▶ What is needed
Locate the lines where "selected" occurs and copy them as they stand.

⁂

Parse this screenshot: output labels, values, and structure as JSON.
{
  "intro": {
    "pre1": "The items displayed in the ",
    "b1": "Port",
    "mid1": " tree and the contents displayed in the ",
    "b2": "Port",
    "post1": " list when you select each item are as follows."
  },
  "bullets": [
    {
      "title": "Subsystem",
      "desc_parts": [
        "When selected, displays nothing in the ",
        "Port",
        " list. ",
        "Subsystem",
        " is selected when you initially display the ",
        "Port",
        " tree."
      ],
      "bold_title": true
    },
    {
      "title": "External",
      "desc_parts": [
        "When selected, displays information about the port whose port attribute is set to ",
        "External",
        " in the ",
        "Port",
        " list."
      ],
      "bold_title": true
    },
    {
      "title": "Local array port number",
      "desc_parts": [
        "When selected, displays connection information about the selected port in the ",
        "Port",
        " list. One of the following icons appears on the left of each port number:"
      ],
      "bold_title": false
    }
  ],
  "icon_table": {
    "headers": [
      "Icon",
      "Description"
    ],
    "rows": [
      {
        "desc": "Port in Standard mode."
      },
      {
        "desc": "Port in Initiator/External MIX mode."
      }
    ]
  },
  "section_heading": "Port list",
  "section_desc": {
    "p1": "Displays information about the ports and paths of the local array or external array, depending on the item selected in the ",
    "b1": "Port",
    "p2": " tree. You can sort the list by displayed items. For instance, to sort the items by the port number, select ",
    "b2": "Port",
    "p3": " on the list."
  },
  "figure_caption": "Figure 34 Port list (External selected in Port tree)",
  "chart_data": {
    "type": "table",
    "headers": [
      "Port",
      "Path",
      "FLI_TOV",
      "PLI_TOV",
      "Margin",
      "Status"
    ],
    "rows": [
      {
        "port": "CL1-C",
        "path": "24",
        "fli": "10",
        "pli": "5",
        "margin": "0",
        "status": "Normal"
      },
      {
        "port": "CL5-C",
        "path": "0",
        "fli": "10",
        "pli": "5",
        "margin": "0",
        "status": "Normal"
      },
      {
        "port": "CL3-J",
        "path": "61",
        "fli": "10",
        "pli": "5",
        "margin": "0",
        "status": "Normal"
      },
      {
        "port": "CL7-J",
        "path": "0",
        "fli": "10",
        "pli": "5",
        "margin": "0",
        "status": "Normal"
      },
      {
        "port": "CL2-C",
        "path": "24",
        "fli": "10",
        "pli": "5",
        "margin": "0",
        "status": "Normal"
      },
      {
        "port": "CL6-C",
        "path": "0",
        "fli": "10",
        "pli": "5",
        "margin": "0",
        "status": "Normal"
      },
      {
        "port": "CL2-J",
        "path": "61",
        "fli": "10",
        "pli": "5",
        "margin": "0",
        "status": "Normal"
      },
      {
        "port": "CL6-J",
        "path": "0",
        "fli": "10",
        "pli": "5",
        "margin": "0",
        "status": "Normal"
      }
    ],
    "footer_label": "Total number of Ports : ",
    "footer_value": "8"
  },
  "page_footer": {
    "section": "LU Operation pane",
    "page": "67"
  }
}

⁂

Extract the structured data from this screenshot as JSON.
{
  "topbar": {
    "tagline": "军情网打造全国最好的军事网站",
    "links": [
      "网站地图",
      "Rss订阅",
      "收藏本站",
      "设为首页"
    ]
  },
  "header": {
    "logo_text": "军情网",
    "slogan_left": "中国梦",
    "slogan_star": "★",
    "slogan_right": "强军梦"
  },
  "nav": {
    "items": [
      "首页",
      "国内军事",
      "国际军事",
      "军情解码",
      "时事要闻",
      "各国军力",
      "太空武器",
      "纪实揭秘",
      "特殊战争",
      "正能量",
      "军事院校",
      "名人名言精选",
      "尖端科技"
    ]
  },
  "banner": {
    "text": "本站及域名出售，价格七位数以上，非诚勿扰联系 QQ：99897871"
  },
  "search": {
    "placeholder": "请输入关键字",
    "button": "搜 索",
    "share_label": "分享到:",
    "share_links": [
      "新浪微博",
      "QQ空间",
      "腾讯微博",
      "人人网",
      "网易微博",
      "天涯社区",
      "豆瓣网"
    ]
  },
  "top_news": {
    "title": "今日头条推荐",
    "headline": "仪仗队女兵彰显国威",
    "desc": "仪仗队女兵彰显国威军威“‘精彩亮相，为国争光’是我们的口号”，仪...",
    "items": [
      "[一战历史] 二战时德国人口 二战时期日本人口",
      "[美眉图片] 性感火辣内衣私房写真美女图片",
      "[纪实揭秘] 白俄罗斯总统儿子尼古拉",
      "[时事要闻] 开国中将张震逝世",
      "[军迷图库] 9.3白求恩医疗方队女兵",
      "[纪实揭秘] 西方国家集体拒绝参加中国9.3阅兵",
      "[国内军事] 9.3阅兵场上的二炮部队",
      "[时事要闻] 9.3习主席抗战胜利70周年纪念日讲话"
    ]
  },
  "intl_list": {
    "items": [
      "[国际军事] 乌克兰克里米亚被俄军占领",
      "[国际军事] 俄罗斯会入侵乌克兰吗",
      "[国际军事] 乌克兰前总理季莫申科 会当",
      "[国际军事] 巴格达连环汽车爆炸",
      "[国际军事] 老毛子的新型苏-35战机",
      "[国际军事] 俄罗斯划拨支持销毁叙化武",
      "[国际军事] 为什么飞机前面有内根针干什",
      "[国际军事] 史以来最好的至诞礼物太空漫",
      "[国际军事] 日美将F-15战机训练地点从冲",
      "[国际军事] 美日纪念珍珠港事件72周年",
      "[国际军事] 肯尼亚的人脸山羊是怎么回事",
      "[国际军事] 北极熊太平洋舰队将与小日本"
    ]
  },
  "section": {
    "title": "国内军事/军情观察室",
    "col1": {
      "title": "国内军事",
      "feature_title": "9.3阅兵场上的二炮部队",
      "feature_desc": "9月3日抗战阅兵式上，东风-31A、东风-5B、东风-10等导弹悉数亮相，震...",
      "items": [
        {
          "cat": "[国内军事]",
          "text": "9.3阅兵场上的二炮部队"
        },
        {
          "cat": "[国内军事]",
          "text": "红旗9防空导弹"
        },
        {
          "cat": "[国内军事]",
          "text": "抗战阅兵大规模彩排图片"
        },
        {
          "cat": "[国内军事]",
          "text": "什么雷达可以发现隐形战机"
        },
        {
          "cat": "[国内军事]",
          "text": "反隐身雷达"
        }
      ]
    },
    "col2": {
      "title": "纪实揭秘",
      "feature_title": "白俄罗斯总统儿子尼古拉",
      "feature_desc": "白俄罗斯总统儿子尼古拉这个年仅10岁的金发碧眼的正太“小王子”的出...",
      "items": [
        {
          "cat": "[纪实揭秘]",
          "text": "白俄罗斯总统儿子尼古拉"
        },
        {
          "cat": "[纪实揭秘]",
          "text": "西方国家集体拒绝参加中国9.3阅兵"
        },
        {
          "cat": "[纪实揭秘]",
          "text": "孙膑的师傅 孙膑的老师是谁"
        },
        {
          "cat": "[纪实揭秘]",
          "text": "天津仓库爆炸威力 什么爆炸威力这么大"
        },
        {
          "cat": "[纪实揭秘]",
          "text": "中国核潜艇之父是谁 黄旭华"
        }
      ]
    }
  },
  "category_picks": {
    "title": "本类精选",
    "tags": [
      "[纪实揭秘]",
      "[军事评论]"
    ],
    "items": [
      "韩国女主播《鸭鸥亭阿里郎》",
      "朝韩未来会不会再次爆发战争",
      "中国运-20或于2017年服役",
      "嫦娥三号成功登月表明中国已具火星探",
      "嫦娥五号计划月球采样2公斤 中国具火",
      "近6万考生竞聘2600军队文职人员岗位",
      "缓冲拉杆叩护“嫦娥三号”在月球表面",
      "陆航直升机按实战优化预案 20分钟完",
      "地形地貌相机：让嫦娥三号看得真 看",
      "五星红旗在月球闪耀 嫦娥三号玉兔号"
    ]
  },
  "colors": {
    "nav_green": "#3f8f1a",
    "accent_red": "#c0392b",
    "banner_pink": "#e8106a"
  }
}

⁂

▶ Solution for this problem
        "When selected, displays nothing in the ",
        " is selected when you initially display the ",
        "When selected, displays information about the port whose port attribute is set to ",
        "When selected, displays connection information about the selected port in the ",
    "p1": "Displays information about the ports and paths of the local array or external array, depending on the item selected in the ",
  "figure_caption": "Figure 34 Port list (External selected in Port tree)",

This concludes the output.